## Document extract
Relatively little is known about how alcohol abusers appraise their alcohol-related thoughts. Are they aware that alcohol-related thoughts occur naturally and are highly likely during abstinence? Or do they interpret these thoughts in a negative way, for example, as unexpected, shameful, and bothersome? Answers to these questions obviously inform with implications for relapse prevention, because misinterpretations of naturally occurring thoughts may be detrimental for abstinence (7).

 

Image

 

A number of conceptual papers and empirical studies have shown that individuals’ appraisal of their intrusive thoughts as detrimental and potentially out of their control may lead them to dysfunctional and counterproductive efforts to control their thinking. Alcohol-related thoughts cause an individual to experience strong emotional reactions; however, alcohol abusers will increase their efforts to control their thinking only when they have negative beliefs about these thoughts. For instance, spontaneous positive memories about alcohol (‘‘It was so nice to hang out at parties and to drink with my buddies’’) may be appraised—and misinterpreted—as ‘‘the first steps toward a relapse’’.

[Bounding box prediction data]
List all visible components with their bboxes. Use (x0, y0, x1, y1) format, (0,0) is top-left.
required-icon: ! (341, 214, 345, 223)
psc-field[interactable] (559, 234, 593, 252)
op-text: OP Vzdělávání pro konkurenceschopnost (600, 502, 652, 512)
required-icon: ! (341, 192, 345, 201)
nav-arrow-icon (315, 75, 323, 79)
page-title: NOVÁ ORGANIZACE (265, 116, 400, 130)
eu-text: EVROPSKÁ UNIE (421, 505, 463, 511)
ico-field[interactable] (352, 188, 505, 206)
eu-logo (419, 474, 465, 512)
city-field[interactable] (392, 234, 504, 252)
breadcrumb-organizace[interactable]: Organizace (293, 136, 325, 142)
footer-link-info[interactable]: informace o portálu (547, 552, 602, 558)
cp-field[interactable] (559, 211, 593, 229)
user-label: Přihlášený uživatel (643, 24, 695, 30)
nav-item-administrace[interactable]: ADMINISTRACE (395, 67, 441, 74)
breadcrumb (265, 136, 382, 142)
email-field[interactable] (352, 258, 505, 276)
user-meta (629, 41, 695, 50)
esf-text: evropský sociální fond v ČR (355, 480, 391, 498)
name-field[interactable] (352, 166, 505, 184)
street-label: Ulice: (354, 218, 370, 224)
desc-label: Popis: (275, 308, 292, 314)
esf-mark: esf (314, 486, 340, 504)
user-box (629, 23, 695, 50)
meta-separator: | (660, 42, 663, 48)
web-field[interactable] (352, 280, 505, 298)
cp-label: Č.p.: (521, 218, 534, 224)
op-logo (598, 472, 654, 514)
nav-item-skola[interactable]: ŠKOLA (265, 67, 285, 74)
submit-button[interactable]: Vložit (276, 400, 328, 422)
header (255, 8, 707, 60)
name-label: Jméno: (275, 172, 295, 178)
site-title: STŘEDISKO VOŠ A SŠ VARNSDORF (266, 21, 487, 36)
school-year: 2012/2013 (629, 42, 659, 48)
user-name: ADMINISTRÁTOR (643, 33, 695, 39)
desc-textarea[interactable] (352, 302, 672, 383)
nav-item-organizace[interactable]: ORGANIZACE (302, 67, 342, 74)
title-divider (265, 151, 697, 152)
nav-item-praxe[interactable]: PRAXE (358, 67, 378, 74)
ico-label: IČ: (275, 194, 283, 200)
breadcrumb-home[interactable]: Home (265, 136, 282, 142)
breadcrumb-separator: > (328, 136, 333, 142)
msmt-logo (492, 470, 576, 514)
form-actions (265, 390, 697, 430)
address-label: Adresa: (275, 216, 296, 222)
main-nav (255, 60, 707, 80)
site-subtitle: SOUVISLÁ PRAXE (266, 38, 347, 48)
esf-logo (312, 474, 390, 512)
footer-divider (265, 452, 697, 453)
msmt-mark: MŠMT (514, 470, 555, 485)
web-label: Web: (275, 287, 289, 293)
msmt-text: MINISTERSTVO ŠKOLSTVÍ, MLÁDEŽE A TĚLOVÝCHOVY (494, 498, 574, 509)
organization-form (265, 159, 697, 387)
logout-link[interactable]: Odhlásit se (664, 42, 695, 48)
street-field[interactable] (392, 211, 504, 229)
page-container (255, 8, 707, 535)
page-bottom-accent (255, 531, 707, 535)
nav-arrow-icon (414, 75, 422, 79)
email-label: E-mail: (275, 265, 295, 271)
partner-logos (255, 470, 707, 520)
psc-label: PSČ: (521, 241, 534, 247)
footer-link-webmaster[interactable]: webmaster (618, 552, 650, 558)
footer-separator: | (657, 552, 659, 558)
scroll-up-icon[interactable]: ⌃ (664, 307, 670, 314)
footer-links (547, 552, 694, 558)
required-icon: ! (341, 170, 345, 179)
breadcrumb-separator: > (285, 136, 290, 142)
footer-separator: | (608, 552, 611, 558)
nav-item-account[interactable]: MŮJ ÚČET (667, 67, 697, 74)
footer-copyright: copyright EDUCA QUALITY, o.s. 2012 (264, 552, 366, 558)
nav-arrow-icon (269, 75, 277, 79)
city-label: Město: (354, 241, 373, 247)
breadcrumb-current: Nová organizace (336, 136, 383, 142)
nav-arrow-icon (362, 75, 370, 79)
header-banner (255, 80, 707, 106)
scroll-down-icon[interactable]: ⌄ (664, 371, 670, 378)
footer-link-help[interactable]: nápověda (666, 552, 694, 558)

## Prompt 1
Answer these about the passage on alcohol-related thoughts:
(a) What three words does it offer as examples of a negative interpretation of these thoughts?
(b) Under what condition will alcohol abusers increase their efforts to control their thinking?
(c) How may spontaneous positive memories about alcohol be misinterpreted?
## Prompt 2
Carry the passage on alcohol-related thoughts forward from its final sentence.

## Written answer 1
(a) Unexpected, shameful, and bothersome.
(b) Only when they have negative beliefs about these thoughts.
(c) As "the first steps toward a relapse."

## Written answer 2
Such an appraisal of one’s thoughts about alcohol as problematic may instigate thought suppression and other efforts to control the thoughts. Because these efforts must be assumed to be counterproductive (Fehm & Hoyer, 2004), they will increase rather than prevent negative feelings and thoughts, and they may even demoralize alcohol abusers who are trying to remain abstinent

If positive alcohol-related thoughts are not appraised as problematic but as a normal part of abstinence, the awareness of these thoughts might even lead to the selection of more adaptive coping responses, which could help to reduce the risk of relapse.

In the context of mental health, metacognition can be loosely defined as the process that “reinforces one’s subjective sense of being a self and allows for becoming aware that some of one’s thoughts and feelings are symptoms of an illness.”

The assumption that metacognition mediates reactions to alcohol-related cues may help to explain why “craving” does not inevitably lead to relapse.

In one reported study (8), participants who reported on their thoughts about alcohol in the previous 24 hours, 92% reported experiencing at least some thoughts about drinking that ‘‘just pop in and vanish’’ without an attempt to eliminate them. This suggests that if both suppression and elaboration can be avoided, many intrusive thoughts will be relatively transient.

An “accept and move on’’ strategy provides an opportunity for the intrusion to remain a fleeting thought.

 

References

1. Zack, M., Toneatto, T., & MacLeod, C. M. (1999). Implicit activation of alcohol concepts by negative affective cues distinguishes between problem drinkers with high and low psychiatric distress. Journal of Abnormal Psychology108(3), 518.

2. Ingjaldsson, J. T., Laberg, J. C., & Thayer, J. F. (2003). Reduced heart rate variability in chronic alcohol abuse: relationship with negative mood, chronic thought suppression, and compulsive drinking. Biological Psychiatry54(12), 1427-1436.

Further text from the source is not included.